▸ Stated exercise
Select and copy out every line in the records containing "taylenahq".

-.-.-

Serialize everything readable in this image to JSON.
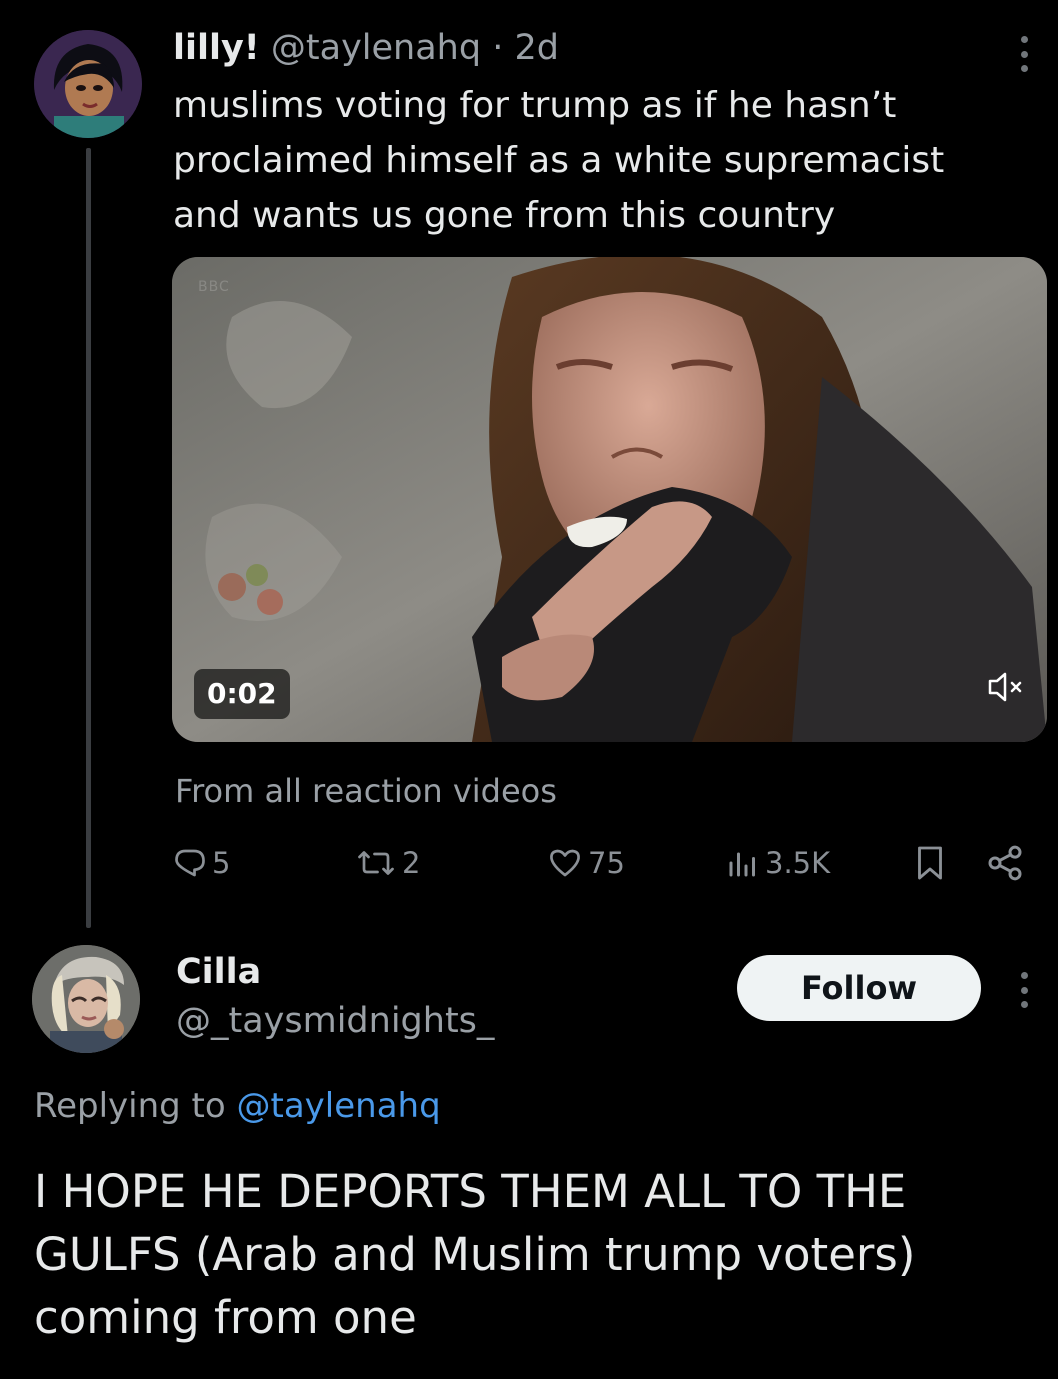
{
  "tweet": {
    "display_name": "lilly!",
    "handle": "@taylenahq",
    "separator": "·",
    "time": "2d",
    "text": "muslims voting for trump as if he hasn’t proclaimed himself as a white supremacist and wants us gone from this country",
    "media": {
      "duration": "0:02",
      "watermark": "BBC",
      "sound_icon": "muted-speaker-icon"
    },
    "source": "From all reaction videos",
    "actions": {
      "replies": "5",
      "retweets": "2",
      "likes": "75",
      "views": "3.5K"
    }
  },
  "reply": {
    "display_name": "Cilla",
    "handle": "@_taysmidnights_",
    "follow_label": "Follow",
    "replying_prefix": "Replying to",
    "replying_to": "@taylenahq",
    "text": "I HOPE HE DEPORTS THEM ALL TO THE GULFS (Arab and Muslim trump voters) coming from one"
  },
  "colors": {
    "background": "#000000",
    "primary_text": "#e7e9ea",
    "secondary_text": "#9aa0a6",
    "link": "#4a99e9",
    "follow_button": "#eff3f4"
  },
  "icons": {
    "reply": "reply-bubble-icon",
    "retweet": "retweet-arrows-icon",
    "like": "heart-icon",
    "views": "bar-chart-icon",
    "bookmark": "bookmark-icon",
    "share": "share-nodes-icon",
    "more": "more-vertical-icon"
  }
}
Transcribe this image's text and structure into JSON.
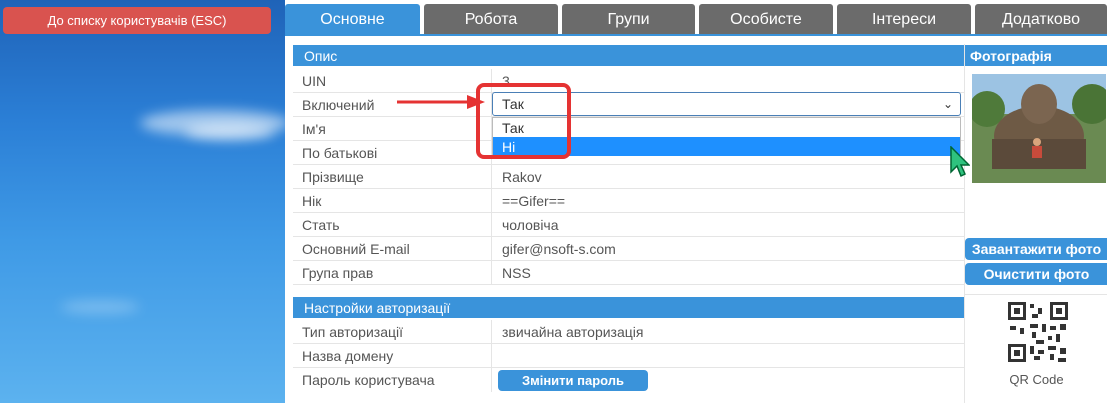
{
  "back_button": {
    "label": "До списку користувачів (ESC)"
  },
  "tabs": [
    {
      "label": "Основне",
      "active": true
    },
    {
      "label": "Робота",
      "active": false
    },
    {
      "label": "Групи",
      "active": false
    },
    {
      "label": "Особисте",
      "active": false
    },
    {
      "label": "Інтереси",
      "active": false
    },
    {
      "label": "Додатково",
      "active": false
    }
  ],
  "description": {
    "title": "Опис",
    "rows": [
      {
        "label": "UIN",
        "value": "3"
      },
      {
        "label": "Включений",
        "value": ""
      },
      {
        "label": "Ім'я",
        "value": ""
      },
      {
        "label": "По батькові",
        "value": ""
      },
      {
        "label": "Прізвище",
        "value": "Rakov"
      },
      {
        "label": "Нік",
        "value": "==Gifer=="
      },
      {
        "label": "Стать",
        "value": "чоловіча"
      },
      {
        "label": "Основний E-mail",
        "value": "gifer@nsoft-s.com"
      },
      {
        "label": "Група прав",
        "value": "NSS"
      }
    ]
  },
  "enabled_select": {
    "value": "Так",
    "options": [
      {
        "label": "Так",
        "highlighted": false
      },
      {
        "label": "Ні",
        "highlighted": true
      }
    ]
  },
  "photo": {
    "title": "Фотографія",
    "upload_label": "Завантажити фото",
    "clear_label": "Очистити фото"
  },
  "auth": {
    "title": "Настройки авторизації",
    "rows": [
      {
        "label": "Тип авторизації",
        "value": "звичайна авторизація"
      },
      {
        "label": "Назва домену",
        "value": ""
      },
      {
        "label": "Пароль користувача",
        "value": ""
      }
    ],
    "change_password_label": "Змінити пароль"
  },
  "qr": {
    "label": "QR Code"
  },
  "colors": {
    "accent": "#3a93da",
    "tab_inactive": "#6b6b6b",
    "danger": "#d9534f",
    "annotation": "#e53333",
    "highlight": "#1e90ff"
  }
}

-.-.-

▸ Solution
    "handle": "@taylenahq",
    "replying_to": "@taylenahq",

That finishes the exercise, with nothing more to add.